- **Records provided**:
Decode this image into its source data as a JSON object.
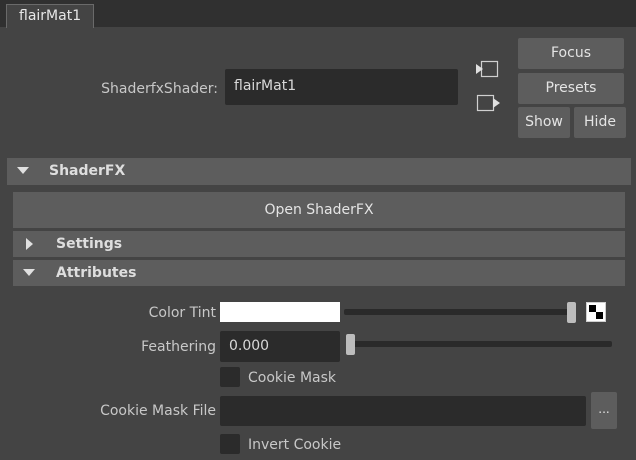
{
  "tab": {
    "label": "flairMat1"
  },
  "shader": {
    "type_label": "ShaderfxShader:",
    "name_value": "flairMat1"
  },
  "buttons": {
    "focus": "Focus",
    "presets": "Presets",
    "show": "Show",
    "hide": "Hide"
  },
  "sections": {
    "shaderfx": "ShaderFX",
    "open_shaderfx": "Open ShaderFX",
    "settings": "Settings",
    "attributes": "Attributes"
  },
  "attributes": {
    "color_tint_label": "Color Tint",
    "color_tint_color": "#ffffff",
    "feathering_label": "Feathering",
    "feathering_value": "0.000",
    "cookie_mask_label": "Cookie Mask",
    "cookie_mask_checked": false,
    "cookie_mask_file_label": "Cookie Mask File",
    "cookie_mask_file_value": "",
    "browse_label": "...",
    "invert_cookie_label": "Invert Cookie",
    "invert_cookie_checked": false
  }
}
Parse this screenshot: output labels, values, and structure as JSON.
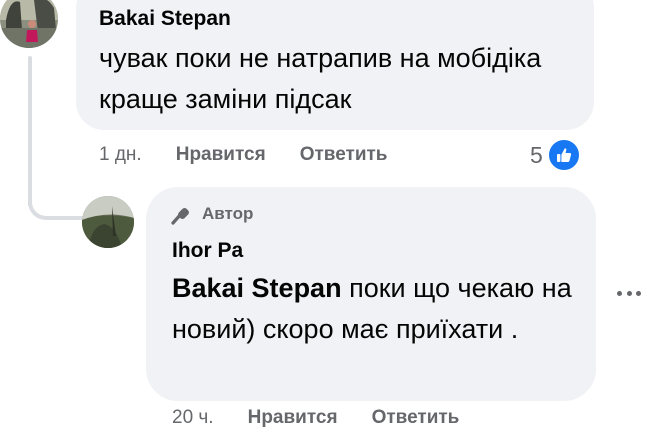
{
  "comment": {
    "author": "Bakai Stepan",
    "text": "чувак поки не натрапив на мобідіка краще заміни підсак",
    "actions": {
      "time": "1 дн.",
      "like_label": "Нравится",
      "reply_label": "Ответить"
    },
    "reactions": {
      "count": "5",
      "icon": "like-icon",
      "color": "#1877f2"
    }
  },
  "reply": {
    "badge": "Автор",
    "badge_icon": "microphone-icon",
    "author": "Ihor Pa",
    "mention": "Bakai Stepan",
    "text": " поки що чекаю на новий) скоро має приїхати .",
    "actions": {
      "time": "20 ч.",
      "like_label": "Нравится",
      "reply_label": "Ответить"
    },
    "more_icon": "more-options-icon"
  },
  "colors": {
    "bubble": "#f0f2f5",
    "meta": "#65676b",
    "text": "#050505"
  }
}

- **Set problem**:
Gather, from the listing above, every line carrying the word "Bakai".

- **Answer to the problem**:
    "author": "Bakai Stepan",
    "mention": "Bakai Stepan",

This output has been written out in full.